**Set task 1:** In the Ryökkylä passage, which protected area is Iivananaho connected to?
**Set task 2:** Rewrite the Ryökkylä passage starting at "Spring arrives. In" and ending at "Traditions in September.", replacing "September" with "August".
**Set task 3:** According to the Ryökkylä passage, what does Iivananaho consist of? List every item.

**Excerpted passage:**
+===+

A view from Iivananaho, Ryökkylä

Spring arrives. In May traditional Karelian village of Ryökkylä on lake Mekrijärvi is in focus. Additionally a sub-Arctic Pärjänjoki river in the Ii catchment receives support. Management fisheries will commence on Sääperi once the ice leaves.

At the end of April a 8,81 hectare site of Iivananaho, located in the traditional Karelian village of Ryökkylä on lake Mekrijärvi joined Landscape Rewilding Programme. Ryökkylä is one of the rune singing villages of North Karelia that preserved the oral poetry until 1900s. Iivananaho is centrally located and consists of traditional buildings, field biotopes and boreal forests. It is connected to the larger 661 hectare Korvunniemi protected area. Iivananaho will be one of the locations of the Festival of Northern Fishing Traditions in September.

+===+

**Data supplied:**
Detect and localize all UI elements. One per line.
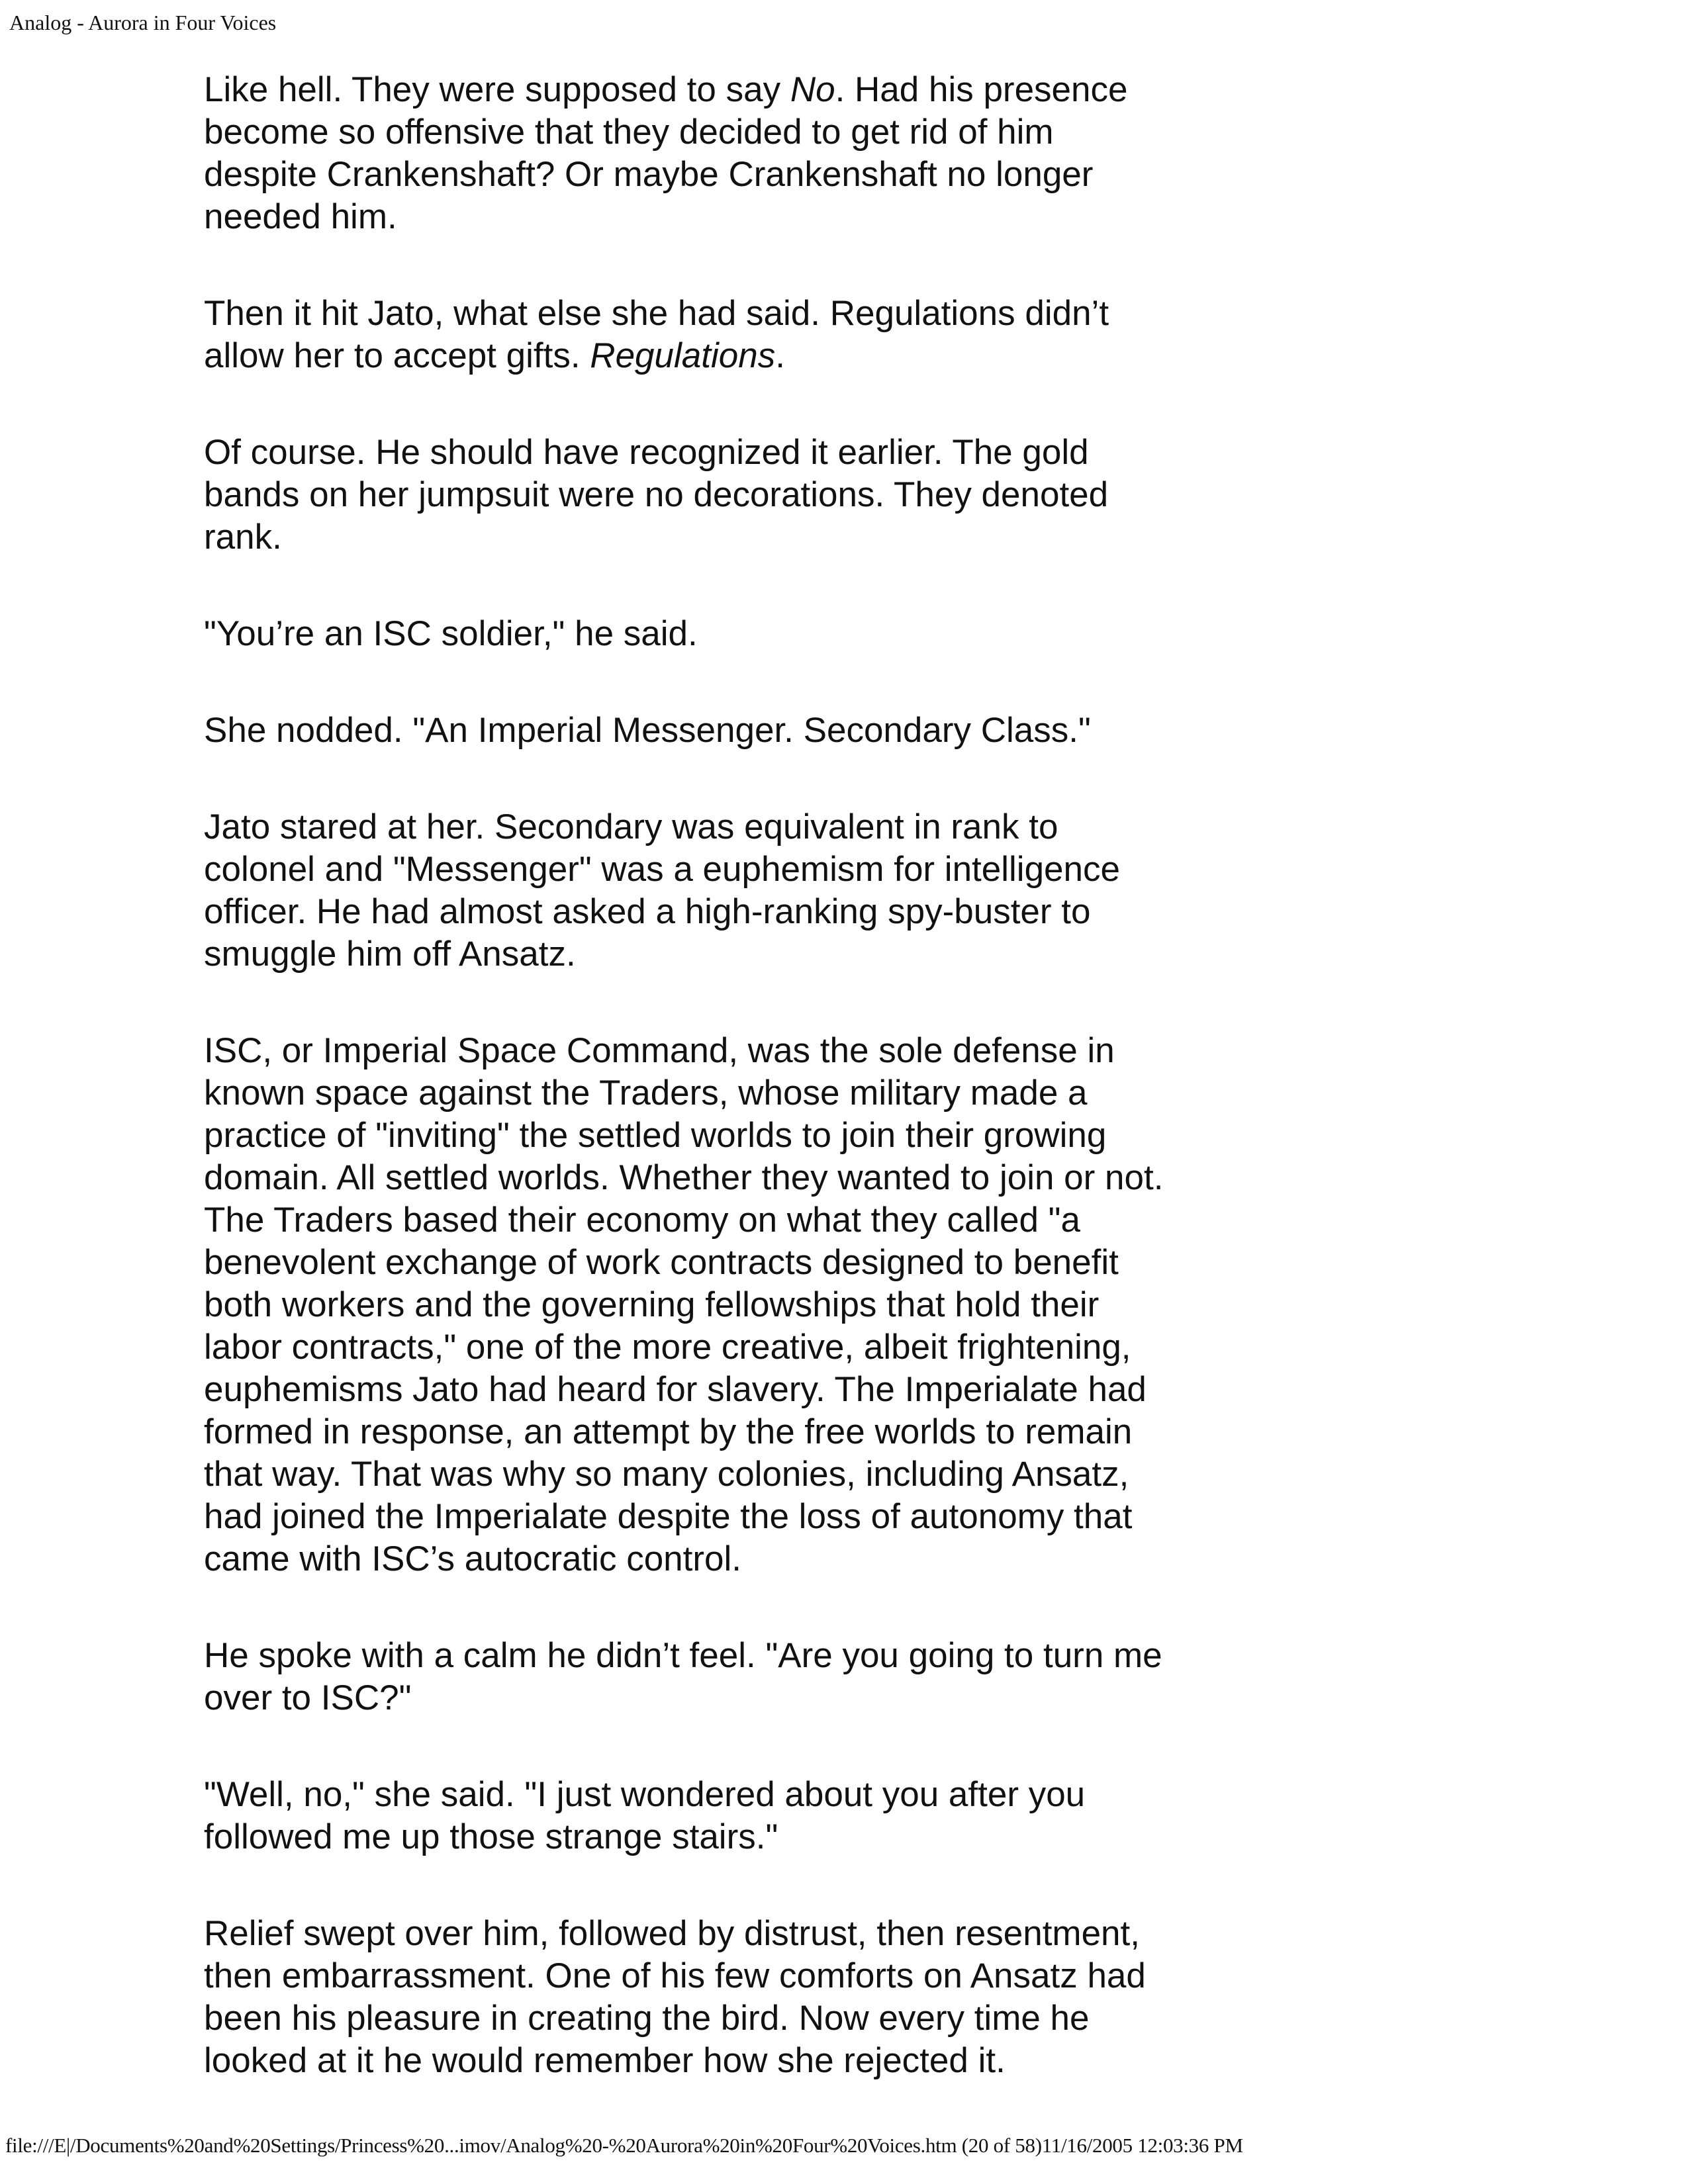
text-line <box>204 1030 1197 1072</box>
paragraph <box>204 806 1197 976</box>
text-line <box>204 1157 1197 1199</box>
paragraph <box>204 293 1197 377</box>
text-line <box>204 1115 1197 1157</box>
text-line <box>204 1242 1197 1284</box>
text-run: . <box>775 336 785 375</box>
text-run: . Had his presence <box>835 70 1128 109</box>
text-run: known space against the Traders, whose military made a <box>204 1073 1088 1113</box>
text-run: rank. <box>204 518 282 557</box>
text-run: "Well, no," she said. "I just wondered about you after you <box>204 1775 1086 1814</box>
text-line <box>204 933 1197 976</box>
page-header-title: Analog - Aurora in Four Voices <box>9 11 277 34</box>
text-line <box>204 1496 1197 1538</box>
text-run: euphemisms Jato had heard for slavery. The Imperialate had <box>204 1370 1147 1409</box>
text-line <box>204 1816 1197 1858</box>
text-line <box>204 516 1197 559</box>
text-run: smuggle him off Ansatz. <box>204 934 576 974</box>
text-line <box>204 891 1197 933</box>
text-run: been his pleasure in creating the bird. Now every time he <box>204 1999 1090 2038</box>
italic-text-run: No <box>790 70 835 109</box>
text-line <box>204 1072 1197 1115</box>
paragraph <box>204 1030 1197 1580</box>
text-run: Jato stared at her. Secondary was equivalent in rank to <box>204 807 1058 846</box>
text-run: Like hell. They were supposed to say <box>204 70 790 109</box>
text-line <box>204 848 1197 891</box>
text-line <box>204 1997 1197 2040</box>
text-run: Of course. He should have recognized it earlier. The gold <box>204 433 1089 472</box>
paragraph <box>204 709 1197 752</box>
text-line <box>204 1955 1197 1997</box>
text-line <box>204 293 1197 335</box>
text-line <box>204 474 1197 516</box>
text-run: Then it hit Jato, what else she had said. Regulations didn’t <box>204 294 1109 333</box>
text-line <box>204 196 1197 238</box>
text-line <box>204 1635 1197 1677</box>
text-run: colonel and "Messenger" was a euphemism for intelligence <box>204 850 1120 889</box>
text-run: He spoke with a calm he didn’t feel. "Are you going to turn me <box>204 1636 1162 1675</box>
text-run: then embarrassment. One of his few comforts on Ansatz had <box>204 1956 1146 1995</box>
paragraph <box>204 1635 1197 1719</box>
text-line <box>204 709 1197 752</box>
text-run: needed him. <box>204 197 397 236</box>
text-run: domain. All settled worlds. Whether they wanted to join or not. <box>204 1158 1164 1197</box>
italic-text-run: Regulations <box>590 336 776 375</box>
paragraph <box>204 432 1197 559</box>
text-run: practice of "inviting" the settled worlds to join their growing <box>204 1116 1107 1155</box>
text-line <box>204 432 1197 474</box>
text-run: had joined the Imperialate despite the loss of autonomy that <box>204 1497 1133 1536</box>
text-run: bands on her jumpsuit were no decorations. They denoted <box>204 475 1109 514</box>
paragraph <box>204 1913 1197 2082</box>
text-run: "You’re an ISC soldier," he said. <box>204 614 698 653</box>
paragraph <box>204 1774 1197 1858</box>
text-run: become so offensive that they decided to get rid of him <box>204 113 1054 152</box>
page-footer-url: file:///E|/Documents%20and%20Settings/Princess%20...imov/Analog%20-%20Aurora%20in%20Four%20Voices.htm (20 of 58)11/16/2005 12:03:36 PM <box>5 2134 1243 2157</box>
text-line <box>204 806 1197 848</box>
text-run: despite Crankenshaft? Or maybe Crankenshaft no longer <box>204 155 1094 194</box>
text-run: ISC, or Imperial Space Command, was the sole defense in <box>204 1031 1115 1070</box>
text-line <box>204 1199 1197 1242</box>
text-line <box>204 2040 1197 2082</box>
text-line <box>204 69 1197 111</box>
text-line <box>204 111 1197 154</box>
text-run: officer. He had almost asked a high-ranking spy-buster to <box>204 892 1091 931</box>
text-run: labor contracts," one of the more creative, albeit frightening, <box>204 1328 1131 1367</box>
text-line <box>204 1284 1197 1326</box>
text-line <box>204 154 1197 196</box>
text-run: formed in response, an attempt by the free worlds to remain <box>204 1412 1133 1451</box>
text-line <box>204 1913 1197 1955</box>
text-run: came with ISC’s autocratic control. <box>204 1539 742 1578</box>
text-line <box>204 1677 1197 1719</box>
paragraph <box>204 613 1197 655</box>
story-text <box>204 69 1197 2082</box>
text-run: She nodded. "An Imperial Messenger. Secondary Class." <box>204 711 1091 750</box>
text-run: The Traders based their economy on what they called "a <box>204 1201 1080 1240</box>
text-line <box>204 1538 1197 1580</box>
text-run: followed me up those strange stairs." <box>204 1817 778 1856</box>
text-run: over to ISC?" <box>204 1678 412 1717</box>
text-line <box>204 1326 1197 1369</box>
paragraph <box>204 69 1197 238</box>
text-run: looked at it he would remember how she rejected it. <box>204 2041 1006 2080</box>
text-run: allow her to accept gifts. <box>204 336 590 375</box>
text-run: both workers and the governing fellowships that hold their <box>204 1285 1100 1324</box>
text-run: benevolent exchange of work contracts designed to benefit <box>204 1243 1119 1282</box>
text-line <box>204 613 1197 655</box>
text-line <box>204 1411 1197 1453</box>
text-run: that way. That was why so many colonies, including Ansatz, <box>204 1455 1129 1494</box>
text-line <box>204 1453 1197 1496</box>
text-line <box>204 335 1197 377</box>
text-line <box>204 1369 1197 1411</box>
text-run: Relief swept over him, followed by distrust, then resentment, <box>204 1914 1140 1953</box>
text-line <box>204 1774 1197 1816</box>
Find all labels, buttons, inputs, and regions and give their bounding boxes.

+===+

**Task answer 1:** The larger 661 hectare Korvunniemi protected area.

**Task answer 2:**
Spring arrives. In May traditional Karelian village of Ryökkylä on lake Mekrijärvi is in focus. Additionally a sub-Arctic Pärjänjoki river in the Ii catchment receives support. Management fisheries will commence on Sääperi once the ice leaves.

At the end of April a 8,81 hectare site of Iivananaho, located in the traditional Karelian village of Ryökkylä on lake Mekrijärvi joined Landscape Rewilding Programme. Ryökkylä is one of the rune singing villages of North Karelia that preserved the oral poetry until 1900s. Iivananaho is centrally located and consists of traditional buildings, field biotopes and boreal forests. It is connected to the larger 661 hectare Korvunniemi protected area. Iivananaho will be one of the locations of the Festival of Northern Fishing Traditions in August.

**Task answer 3:** Traditional buildings, field biotopes, and boreal forests.